◆ Stored entries:
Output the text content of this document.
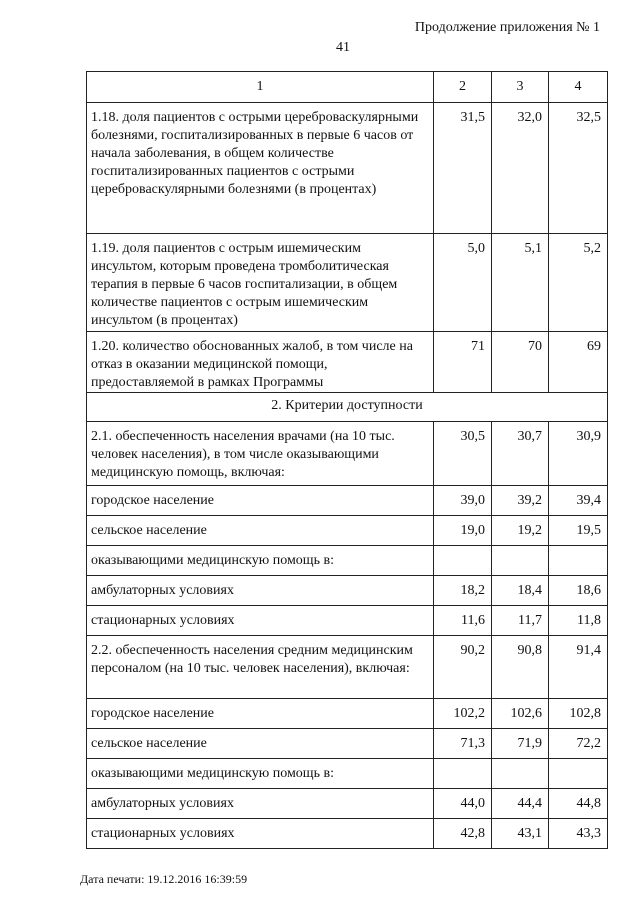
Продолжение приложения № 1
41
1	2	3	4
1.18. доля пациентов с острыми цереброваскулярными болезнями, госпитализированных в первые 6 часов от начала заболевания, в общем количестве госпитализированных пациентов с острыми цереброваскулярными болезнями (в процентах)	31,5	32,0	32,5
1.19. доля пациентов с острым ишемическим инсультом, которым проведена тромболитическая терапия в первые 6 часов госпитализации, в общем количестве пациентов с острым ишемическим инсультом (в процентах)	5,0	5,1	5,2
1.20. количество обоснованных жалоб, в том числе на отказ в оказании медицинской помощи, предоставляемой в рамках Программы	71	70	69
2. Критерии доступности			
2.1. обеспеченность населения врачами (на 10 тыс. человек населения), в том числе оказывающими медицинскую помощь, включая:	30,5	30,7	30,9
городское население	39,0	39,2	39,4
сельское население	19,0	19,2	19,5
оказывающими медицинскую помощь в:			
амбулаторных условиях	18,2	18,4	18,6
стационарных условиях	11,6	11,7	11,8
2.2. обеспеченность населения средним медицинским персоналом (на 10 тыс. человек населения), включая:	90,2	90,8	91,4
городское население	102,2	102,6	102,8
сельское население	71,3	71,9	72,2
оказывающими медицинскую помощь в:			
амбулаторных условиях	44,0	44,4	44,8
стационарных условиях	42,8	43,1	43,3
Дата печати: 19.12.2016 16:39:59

◆ EXERCISE OBJECTIVE:
Quote each record exactly as it stands, minus the pictures.

◆ RESPONSE TO THIS TASK:
Output the text content of this document.
Продолжение приложения № 1
41
1	2	3	4
1.18. доля пациентов с острыми цереброваскулярными болезнями, госпитализированных в первые 6 часов от начала заболевания, в общем количестве госпитализированных пациентов с острыми цереброваскулярными болезнями (в процентах)	31,5	32,0	32,5
1.19. доля пациентов с острым ишемическим инсультом, которым проведена тромболитическая терапия в первые 6 часов госпитализации, в общем количестве пациентов с острым ишемическим инсультом (в процентах)	5,0	5,1	5,2
1.20. количество обоснованных жалоб, в том числе на отказ в оказании медицинской помощи, предоставляемой в рамках Программы	71	70	69
2. Критерии доступности			
2.1. обеспеченность населения врачами (на 10 тыс. человек населения), в том числе оказывающими медицинскую помощь, включая:	30,5	30,7	30,9
городское население	39,0	39,2	39,4
сельское население	19,0	19,2	19,5
оказывающими медицинскую помощь в:			
амбулаторных условиях	18,2	18,4	18,6
стационарных условиях	11,6	11,7	11,8
2.2. обеспеченность населения средним медицинским персоналом (на 10 тыс. человек населения), включая:	90,2	90,8	91,4
городское население	102,2	102,6	102,8
сельское население	71,3	71,9	72,2
оказывающими медицинскую помощь в:			
амбулаторных условиях	44,0	44,4	44,8
стационарных условиях	42,8	43,1	43,3
Дата печати: 19.12.2016 16:39:59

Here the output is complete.